# PROBLEM DETAILS
All of the data that follows should be retyped exactly, please, except the pictures.

Data entries:
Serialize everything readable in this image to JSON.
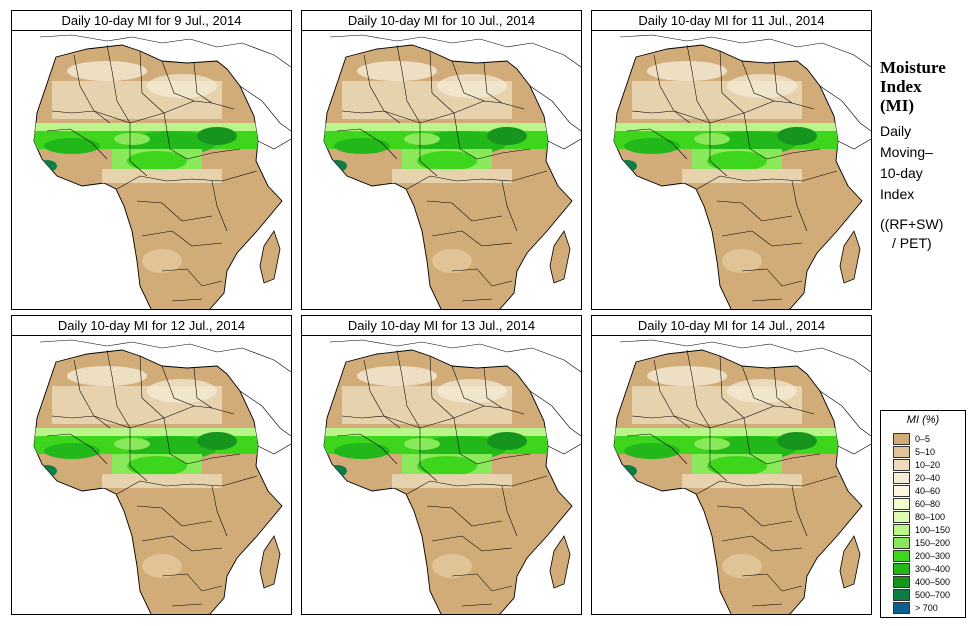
{
  "panels": [
    {
      "title": "Daily 10-day MI for  9 Jul., 2014"
    },
    {
      "title": "Daily 10-day MI for  10 Jul., 2014"
    },
    {
      "title": "Daily 10-day MI for  11 Jul., 2014"
    },
    {
      "title": "Daily 10-day MI for  12 Jul., 2014"
    },
    {
      "title": "Daily 10-day MI for  13 Jul., 2014"
    },
    {
      "title": "Daily 10-day MI for  14 Jul., 2014"
    }
  ],
  "side": {
    "heading_line1": "Moisture",
    "heading_line2": "Index",
    "heading_line3": "(MI)",
    "desc_line1": "Daily",
    "desc_line2": "Moving–",
    "desc_line3": "10-day",
    "desc_line4": "Index",
    "formula_line1": "((RF+SW)",
    "formula_line2": "/ PET)"
  },
  "legend": {
    "title": "MI (%)",
    "items": [
      {
        "label": "0–5",
        "color": "#d2ac78"
      },
      {
        "label": "5–10",
        "color": "#e0c396"
      },
      {
        "label": "10–20",
        "color": "#ecdcbc"
      },
      {
        "label": "20–40",
        "color": "#f5ecd7"
      },
      {
        "label": "40–60",
        "color": "#fbf7e2"
      },
      {
        "label": "60–80",
        "color": "#f3fccb"
      },
      {
        "label": "80–100",
        "color": "#defab2"
      },
      {
        "label": "100–150",
        "color": "#b9f58a"
      },
      {
        "label": "150–200",
        "color": "#8ae95a"
      },
      {
        "label": "200–300",
        "color": "#3ed61d"
      },
      {
        "label": "300–400",
        "color": "#22b81a"
      },
      {
        "label": "400–500",
        "color": "#15951e"
      },
      {
        "label": "500–700",
        "color": "#0e7c45"
      },
      {
        "label": "> 700",
        "color": "#0b5e8e"
      }
    ]
  }
}
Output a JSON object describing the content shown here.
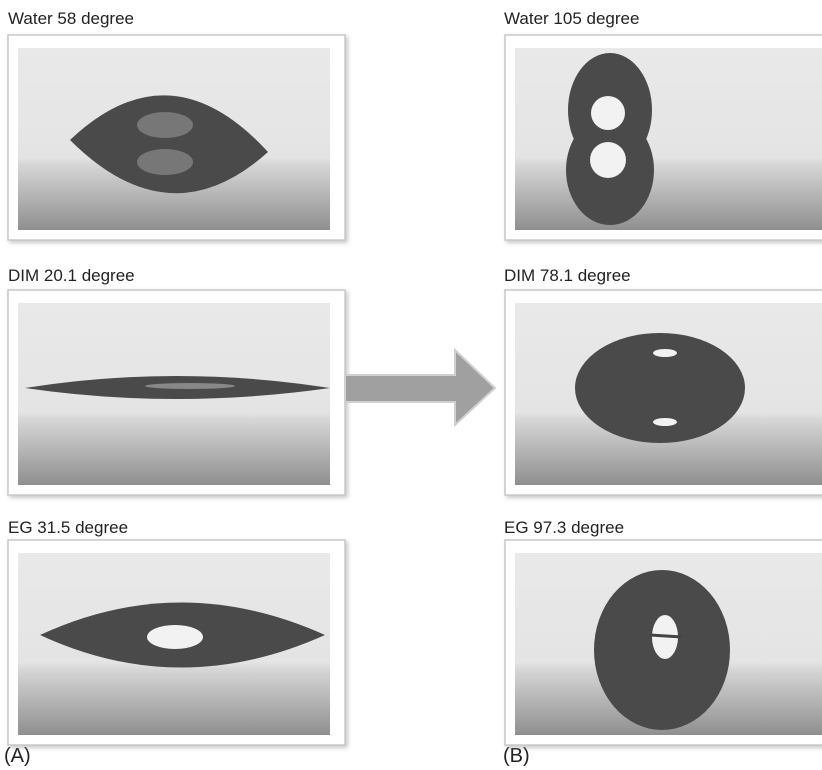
{
  "panels": [
    {
      "label": "(A)",
      "images": [
        {
          "caption": "Water 58 degree"
        },
        {
          "caption": "DIM 20.1 degree"
        },
        {
          "caption": "EG 31.5 degree"
        }
      ]
    },
    {
      "label": "(B)",
      "images": [
        {
          "caption": "Water 105 degree"
        },
        {
          "caption": "DIM 78.1 degree"
        },
        {
          "caption": "EG 97.3 degree"
        }
      ]
    }
  ]
}
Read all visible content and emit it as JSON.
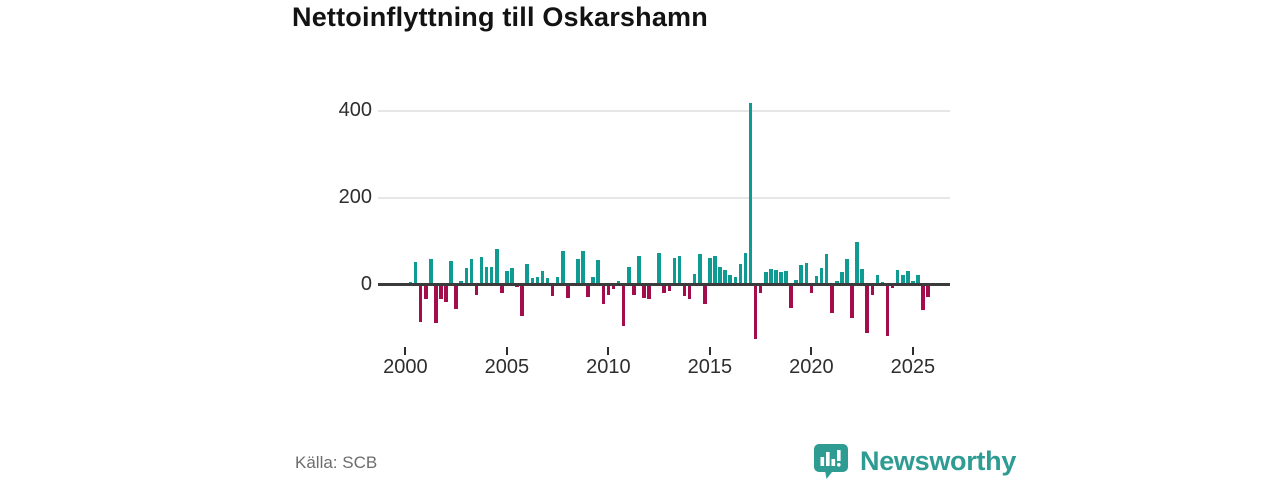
{
  "header": {
    "title": "Nettoinflyttning till Oskarshamn"
  },
  "footer": {
    "source": "Källa: SCB",
    "brand": "Newsworthy"
  },
  "colors": {
    "positive": "#0f9b92",
    "negative": "#a30d4c",
    "grid": "#e6e6e6",
    "axis": "#3b3b3b",
    "tick_text": "#2e2e2e",
    "title_text": "#131313",
    "source_text": "#6d6d6d",
    "brand_teal": "#2e9c93"
  },
  "chart_data": {
    "type": "bar",
    "title": "Nettoinflyttning till Oskarshamn",
    "xlabel": "",
    "ylabel": "",
    "frequency": "quarterly",
    "start_period": "2000Q1",
    "end_period": "2025Q3",
    "values": [
      5,
      52,
      -82,
      -30,
      58,
      -85,
      -30,
      -37,
      53,
      -52,
      8,
      37,
      58,
      -20,
      63,
      40,
      41,
      82,
      -17,
      31,
      38,
      -3,
      -70,
      46,
      15,
      17,
      32,
      14,
      -23,
      17,
      76,
      -28,
      2,
      59,
      77,
      -25,
      18,
      56,
      -41,
      -21,
      -8,
      8,
      -92,
      41,
      -21,
      65,
      -27,
      -29,
      2,
      73,
      -15,
      -11,
      61,
      65,
      -24,
      -29,
      24,
      70,
      -42,
      60,
      65,
      40,
      33,
      22,
      18,
      46,
      73,
      417,
      -121,
      -16,
      28,
      36,
      33,
      28,
      31,
      -50,
      11,
      45,
      50,
      -15,
      19,
      38,
      69,
      -61,
      8,
      28,
      59,
      -74,
      97,
      36,
      -108,
      -20,
      21,
      5,
      -115,
      -5,
      33,
      22,
      30,
      8,
      22,
      -55,
      -25
    ],
    "y_ticks": [
      0,
      200,
      400
    ],
    "x_ticks": [
      2000,
      2005,
      2010,
      2015,
      2020,
      2025
    ],
    "ylim": [
      -150,
      440
    ],
    "grid": "horizontal-only",
    "legend": "none",
    "positive_color": "#0f9b92",
    "negative_color": "#a30d4c",
    "notes": "teal bars = net in-migration surplus, dark red bars = deficit; peak bar 2016Q4 ≈ +417"
  }
}
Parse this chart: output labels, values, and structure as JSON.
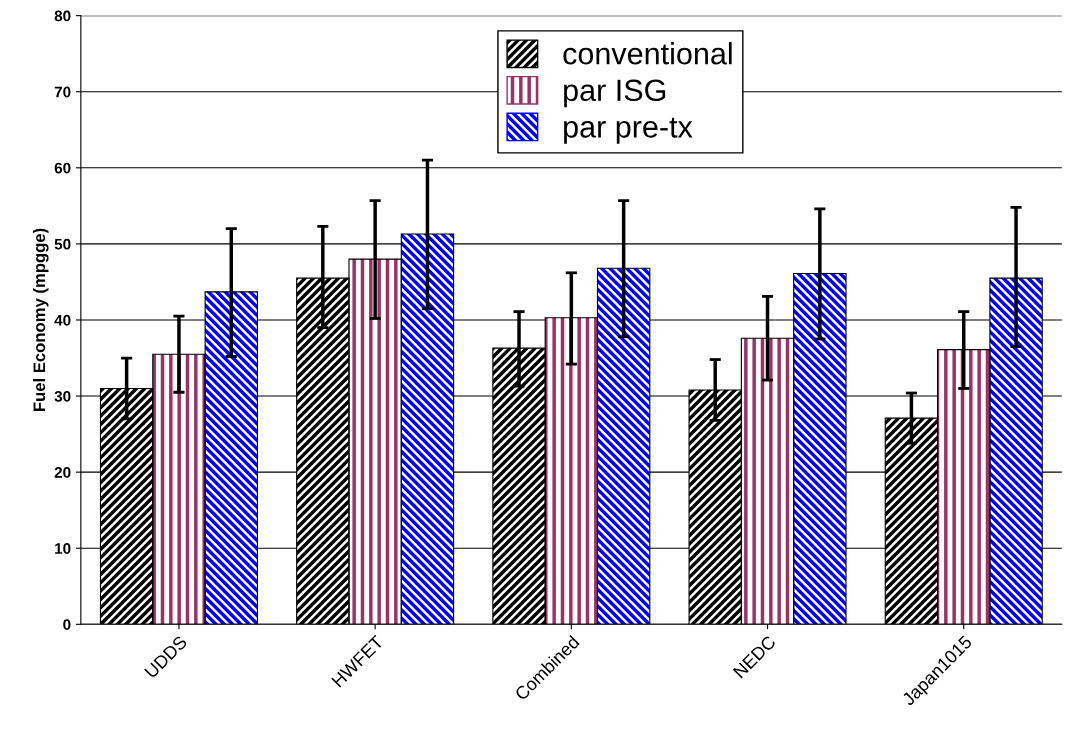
{
  "chart_data": {
    "type": "bar",
    "ylabel": "Fuel Economy (mpgge)",
    "categories": [
      "UDDS",
      "HWFET",
      "Combined",
      "NEDC",
      "Japan1015"
    ],
    "series": [
      {
        "name": "conventional",
        "color": "#000000",
        "values": [
          31,
          45.5,
          36.3,
          30.8,
          27.1
        ],
        "errors": [
          [
            27,
            35
          ],
          [
            39,
            52.3
          ],
          [
            31.3,
            41.1
          ],
          [
            26.8,
            34.8
          ],
          [
            23.8,
            30.4
          ]
        ]
      },
      {
        "name": "par ISG",
        "color": "#993366",
        "values": [
          35.5,
          48,
          40.3,
          37.6,
          36.1
        ],
        "errors": [
          [
            30.5,
            40.5
          ],
          [
            40.2,
            55.7
          ],
          [
            34.2,
            46.2
          ],
          [
            32.1,
            43.1
          ],
          [
            31,
            41.1
          ]
        ]
      },
      {
        "name": "par pre-tx",
        "color": "#0000ff",
        "values": [
          43.7,
          51.3,
          46.8,
          46.1,
          45.5
        ],
        "errors": [
          [
            35.2,
            52
          ],
          [
            41.5,
            61
          ],
          [
            37.8,
            55.7
          ],
          [
            37.5,
            54.6
          ],
          [
            36.5,
            54.8
          ]
        ]
      }
    ],
    "ylim": [
      0,
      80
    ],
    "yticks": [
      0,
      10,
      20,
      30,
      40,
      50,
      60,
      70,
      80
    ],
    "grid": "y",
    "legend": "top"
  }
}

# ANSWER FOR THE TASK
Serialize everything readable in this image to JSON.
{
  "panels": [
    {
      "title": "Daily 10-day MI for  9 Jul., 2014"
    },
    {
      "title": "Daily 10-day MI for  10 Jul., 2014"
    },
    {
      "title": "Daily 10-day MI for  11 Jul., 2014"
    },
    {
      "title": "Daily 10-day MI for  12 Jul., 2014"
    },
    {
      "title": "Daily 10-day MI for  13 Jul., 2014"
    },
    {
      "title": "Daily 10-day MI for  14 Jul., 2014"
    }
  ],
  "side": {
    "heading_line1": "Moisture",
    "heading_line2": "Index",
    "heading_line3": "(MI)",
    "desc_line1": "Daily",
    "desc_line2": "Moving–",
    "desc_line3": "10-day",
    "desc_line4": "Index",
    "formula_line1": "((RF+SW)",
    "formula_line2": "/ PET)"
  },
  "legend": {
    "title": "MI (%)",
    "items": [
      {
        "label": "0–5",
        "color": "#d2ac78"
      },
      {
        "label": "5–10",
        "color": "#e0c396"
      },
      {
        "label": "10–20",
        "color": "#ecdcbc"
      },
      {
        "label": "20–40",
        "color": "#f5ecd7"
      },
      {
        "label": "40–60",
        "color": "#fbf7e2"
      },
      {
        "label": "60–80",
        "color": "#f3fccb"
      },
      {
        "label": "80–100",
        "color": "#defab2"
      },
      {
        "label": "100–150",
        "color": "#b9f58a"
      },
      {
        "label": "150–200",
        "color": "#8ae95a"
      },
      {
        "label": "200–300",
        "color": "#3ed61d"
      },
      {
        "label": "300–400",
        "color": "#22b81a"
      },
      {
        "label": "400–500",
        "color": "#15951e"
      },
      {
        "label": "500–700",
        "color": "#0e7c45"
      },
      {
        "label": "> 700",
        "color": "#0b5e8e"
      }
    ]
  }
}
Output a JSON object describing the content shown here.
{
  "panels": [
    {
      "label": "(A)",
      "images": [
        {
          "caption": "Water 58 degree"
        },
        {
          "caption": "DIM 20.1 degree"
        },
        {
          "caption": "EG 31.5 degree"
        }
      ]
    },
    {
      "label": "(B)",
      "images": [
        {
          "caption": "Water 105 degree"
        },
        {
          "caption": "DIM 78.1 degree"
        },
        {
          "caption": "EG 97.3 degree"
        }
      ]
    }
  ]
}
Read all visible content and emit it as JSON.
{
  "header": {
    "title": "Nettoinflyttning till Oskarshamn"
  },
  "footer": {
    "source": "Källa: SCB",
    "brand": "Newsworthy"
  },
  "colors": {
    "positive": "#0f9b92",
    "negative": "#a30d4c",
    "grid": "#e6e6e6",
    "axis": "#3b3b3b",
    "tick_text": "#2e2e2e",
    "title_text": "#131313",
    "source_text": "#6d6d6d",
    "brand_teal": "#2e9c93"
  },
  "chart_data": {
    "type": "bar",
    "title": "Nettoinflyttning till Oskarshamn",
    "xlabel": "",
    "ylabel": "",
    "frequency": "quarterly",
    "start_period": "2000Q1",
    "end_period": "2025Q3",
    "values": [
      5,
      52,
      -82,
      -30,
      58,
      -85,
      -30,
      -37,
      53,
      -52,
      8,
      37,
      58,
      -20,
      63,
      40,
      41,
      82,
      -17,
      31,
      38,
      -3,
      -70,
      46,
      15,
      17,
      32,
      14,
      -23,
      17,
      76,
      -28,
      2,
      59,
      77,
      -25,
      18,
      56,
      -41,
      -21,
      -8,
      8,
      -92,
      41,
      -21,
      65,
      -27,
      -29,
      2,
      73,
      -15,
      -11,
      61,
      65,
      -24,
      -29,
      24,
      70,
      -42,
      60,
      65,
      40,
      33,
      22,
      18,
      46,
      73,
      417,
      -121,
      -16,
      28,
      36,
      33,
      28,
      31,
      -50,
      11,
      45,
      50,
      -15,
      19,
      38,
      69,
      -61,
      8,
      28,
      59,
      -74,
      97,
      36,
      -108,
      -20,
      21,
      5,
      -115,
      -5,
      33,
      22,
      30,
      8,
      22,
      -55,
      -25
    ],
    "y_ticks": [
      0,
      200,
      400
    ],
    "x_ticks": [
      2000,
      2005,
      2010,
      2015,
      2020,
      2025
    ],
    "ylim": [
      -150,
      440
    ],
    "grid": "horizontal-only",
    "legend": "none",
    "positive_color": "#0f9b92",
    "negative_color": "#a30d4c",
    "notes": "teal bars = net in-migration surplus, dark red bars = deficit; peak bar 2016Q4 ≈ +417"
  }
}
Parse this chart: output labels, values, and structure as JSON.
{
  "chart_data": {
    "type": "bar",
    "ylabel": "Fuel Economy (mpgge)",
    "categories": [
      "UDDS",
      "HWFET",
      "Combined",
      "NEDC",
      "Japan1015"
    ],
    "series": [
      {
        "name": "conventional",
        "color": "#000000",
        "values": [
          31,
          45.5,
          36.3,
          30.8,
          27.1
        ],
        "errors": [
          [
            27,
            35
          ],
          [
            39,
            52.3
          ],
          [
            31.3,
            41.1
          ],
          [
            26.8,
            34.8
          ],
          [
            23.8,
            30.4
          ]
        ]
      },
      {
        "name": "par ISG",
        "color": "#993366",
        "values": [
          35.5,
          48,
          40.3,
          37.6,
          36.1
        ],
        "errors": [
          [
            30.5,
            40.5
          ],
          [
            40.2,
            55.7
          ],
          [
            34.2,
            46.2
          ],
          [
            32.1,
            43.1
          ],
          [
            31,
            41.1
          ]
        ]
      },
      {
        "name": "par pre-tx",
        "color": "#0000ff",
        "values": [
          43.7,
          51.3,
          46.8,
          46.1,
          45.5
        ],
        "errors": [
          [
            35.2,
            52
          ],
          [
            41.5,
            61
          ],
          [
            37.8,
            55.7
          ],
          [
            37.5,
            54.6
          ],
          [
            36.5,
            54.8
          ]
        ]
      }
    ],
    "ylim": [
      0,
      80
    ],
    "yticks": [
      0,
      10,
      20,
      30,
      40,
      50,
      60,
      70,
      80
    ],
    "grid": "y",
    "legend": "top"
  }
}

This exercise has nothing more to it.